EXERCISE MATERIALS>
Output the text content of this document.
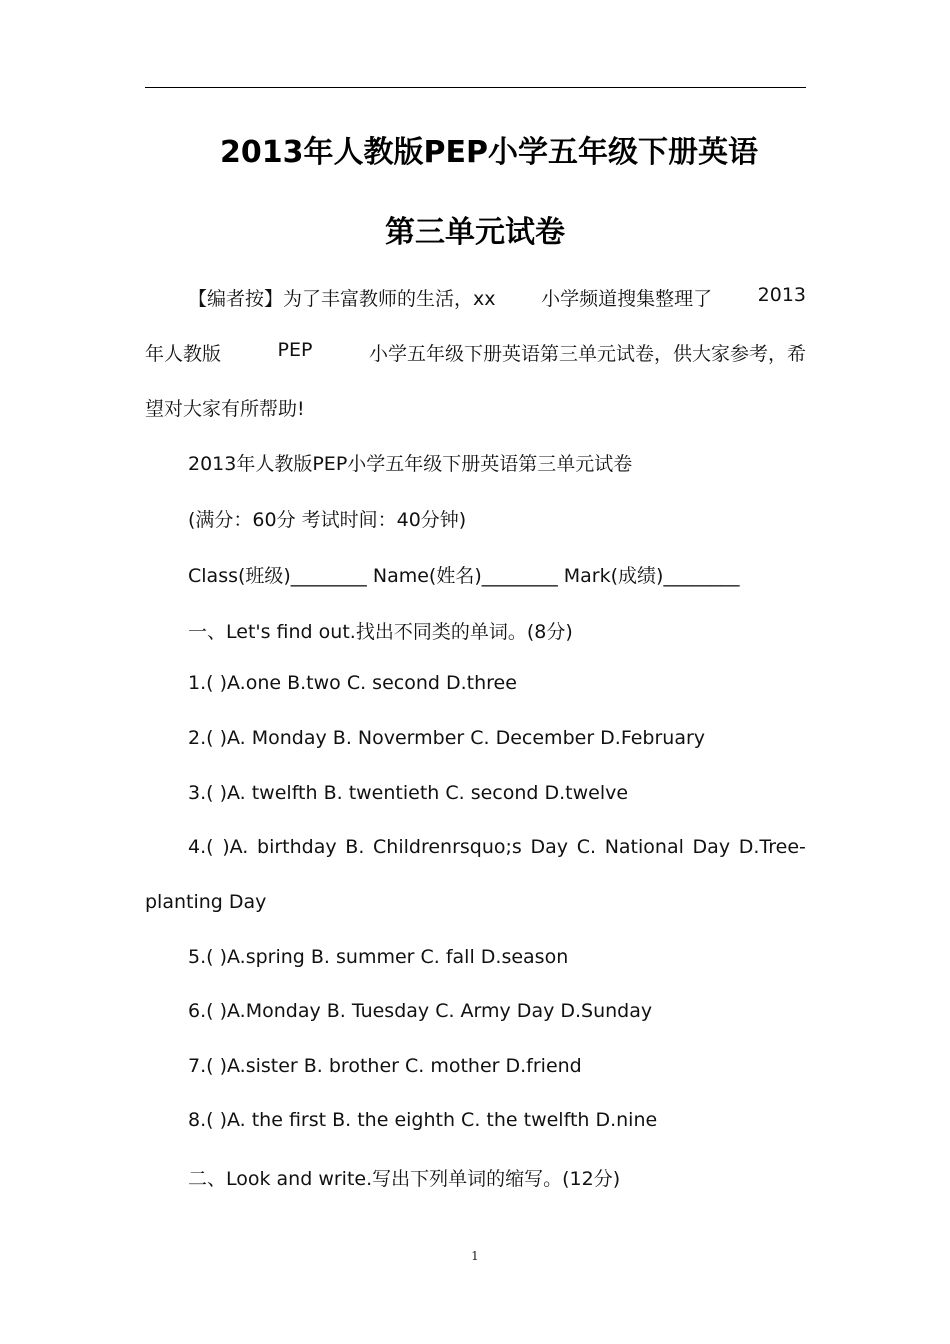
2013年人教版PEP小学五年级下册英语
第三单元试卷
【编者按】为了丰富教师的生活，xx 小学频道搜集整理了 2013
年人教版	PEP	小学五年级下册英语第三单元试卷，供大家参考，希
望对大家有所帮助!
2013年人教版PEP小学五年级下册英语第三单元试卷
(满分：60分 考试时间：40分钟)
Class(班级)________ Name(姓名)________ Mark(成绩)________
一、Let's find out.找出不同类的单词。(8分)
1.( )A.one B.two C. second D.three
2.( )A. Monday B. Novermber C. December D.February
3.( )A. twelfth B. twentieth C. second D.twelve
4.( )A. birthday B. Childrenrsquo;s Day C. National Day D.Tree-
planting Day
5.( )A.spring B. summer C. fall D.season
6.( )A.Monday B. Tuesday C. Army Day D.Sunday
7.( )A.sister B. brother C. mother D.friend
8.( )A. the first B. the eighth C. the twelfth D.nine
二、Look and write.写出下列单词的缩写。(12分)
1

EXERCISE GOAL>
Extract the full listing exactly, with the pictures left out.

FINISHED TASK>
Output the text content of this document.
2013年人教版PEP小学五年级下册英语
第三单元试卷
【编者按】为了丰富教师的生活，xx 小学频道搜集整理了 2013
年人教版	PEP	小学五年级下册英语第三单元试卷，供大家参考，希
望对大家有所帮助!
2013年人教版PEP小学五年级下册英语第三单元试卷
(满分：60分 考试时间：40分钟)
Class(班级)________ Name(姓名)________ Mark(成绩)________
一、Let's find out.找出不同类的单词。(8分)
1.( )A.one B.two C. second D.three
2.( )A. Monday B. Novermber C. December D.February
3.( )A. twelfth B. twentieth C. second D.twelve
4.( )A. birthday B. Childrenrsquo;s Day C. National Day D.Tree-
planting Day
5.( )A.spring B. summer C. fall D.season
6.( )A.Monday B. Tuesday C. Army Day D.Sunday
7.( )A.sister B. brother C. mother D.friend
8.( )A. the first B. the eighth C. the twelfth D.nine
二、Look and write.写出下列单词的缩写。(12分)
1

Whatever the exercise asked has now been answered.